Lift out all lines below that contain "this".

DATASET CONTENT

------------------------------------

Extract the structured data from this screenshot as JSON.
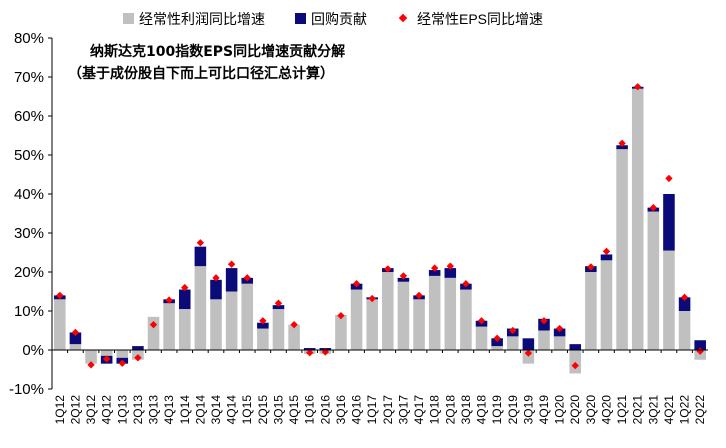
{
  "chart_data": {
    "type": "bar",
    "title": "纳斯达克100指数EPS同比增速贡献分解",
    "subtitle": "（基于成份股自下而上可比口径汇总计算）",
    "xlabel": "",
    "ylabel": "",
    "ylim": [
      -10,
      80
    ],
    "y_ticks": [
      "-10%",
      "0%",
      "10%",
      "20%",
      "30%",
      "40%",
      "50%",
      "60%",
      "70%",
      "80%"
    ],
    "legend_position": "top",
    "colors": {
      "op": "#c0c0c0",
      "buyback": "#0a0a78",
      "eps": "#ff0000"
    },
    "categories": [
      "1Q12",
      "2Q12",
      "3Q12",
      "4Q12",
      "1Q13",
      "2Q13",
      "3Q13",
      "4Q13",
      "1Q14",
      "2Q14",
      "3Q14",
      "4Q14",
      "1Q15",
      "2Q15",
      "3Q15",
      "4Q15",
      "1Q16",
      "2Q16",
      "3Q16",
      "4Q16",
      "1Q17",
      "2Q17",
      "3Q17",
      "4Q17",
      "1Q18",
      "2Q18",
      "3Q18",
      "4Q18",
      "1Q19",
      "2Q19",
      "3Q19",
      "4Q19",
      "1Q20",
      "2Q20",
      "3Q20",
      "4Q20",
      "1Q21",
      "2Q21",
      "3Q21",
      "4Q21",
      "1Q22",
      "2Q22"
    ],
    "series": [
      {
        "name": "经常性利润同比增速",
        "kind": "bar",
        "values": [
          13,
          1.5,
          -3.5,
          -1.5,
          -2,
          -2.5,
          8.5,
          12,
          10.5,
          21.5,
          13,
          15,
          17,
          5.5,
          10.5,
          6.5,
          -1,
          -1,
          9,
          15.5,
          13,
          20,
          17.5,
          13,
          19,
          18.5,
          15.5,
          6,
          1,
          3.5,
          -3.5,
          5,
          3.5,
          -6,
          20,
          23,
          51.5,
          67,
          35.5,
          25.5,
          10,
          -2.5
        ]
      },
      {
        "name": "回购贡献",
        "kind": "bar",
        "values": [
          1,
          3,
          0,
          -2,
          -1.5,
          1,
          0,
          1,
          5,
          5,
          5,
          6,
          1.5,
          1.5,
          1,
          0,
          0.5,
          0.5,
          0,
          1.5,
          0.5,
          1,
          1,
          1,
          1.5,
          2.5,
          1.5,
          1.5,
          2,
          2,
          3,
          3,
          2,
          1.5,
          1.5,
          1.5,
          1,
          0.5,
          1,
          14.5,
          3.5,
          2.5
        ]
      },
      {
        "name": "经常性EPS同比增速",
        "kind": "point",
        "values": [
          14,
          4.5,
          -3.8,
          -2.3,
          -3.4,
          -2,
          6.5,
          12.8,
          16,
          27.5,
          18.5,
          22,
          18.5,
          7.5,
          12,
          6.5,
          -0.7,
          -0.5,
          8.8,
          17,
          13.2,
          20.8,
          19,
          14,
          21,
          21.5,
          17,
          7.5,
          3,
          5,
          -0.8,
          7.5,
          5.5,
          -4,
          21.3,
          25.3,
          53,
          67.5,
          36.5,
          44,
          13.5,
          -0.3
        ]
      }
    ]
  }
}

------------------------------------

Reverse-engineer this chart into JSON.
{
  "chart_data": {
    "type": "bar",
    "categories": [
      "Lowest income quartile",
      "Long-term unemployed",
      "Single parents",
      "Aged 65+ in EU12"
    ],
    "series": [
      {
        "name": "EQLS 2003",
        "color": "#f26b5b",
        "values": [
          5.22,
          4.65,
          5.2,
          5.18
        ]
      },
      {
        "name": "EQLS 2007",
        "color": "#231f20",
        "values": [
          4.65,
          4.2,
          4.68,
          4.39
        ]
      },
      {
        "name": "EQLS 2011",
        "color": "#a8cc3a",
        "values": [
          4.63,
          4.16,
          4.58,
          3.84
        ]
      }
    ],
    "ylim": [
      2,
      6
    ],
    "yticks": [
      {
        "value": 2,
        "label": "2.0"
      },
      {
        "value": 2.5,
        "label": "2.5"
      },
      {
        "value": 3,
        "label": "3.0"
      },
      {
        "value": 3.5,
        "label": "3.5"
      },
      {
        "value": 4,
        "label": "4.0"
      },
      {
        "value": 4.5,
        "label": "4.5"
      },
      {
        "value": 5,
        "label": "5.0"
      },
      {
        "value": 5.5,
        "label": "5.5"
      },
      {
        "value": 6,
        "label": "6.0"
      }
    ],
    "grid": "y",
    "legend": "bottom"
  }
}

------------------------------------

SOLVED PROBLEM
Extract the structured data from this screenshot as JSON.
Reverse-engineer this chart into JSON.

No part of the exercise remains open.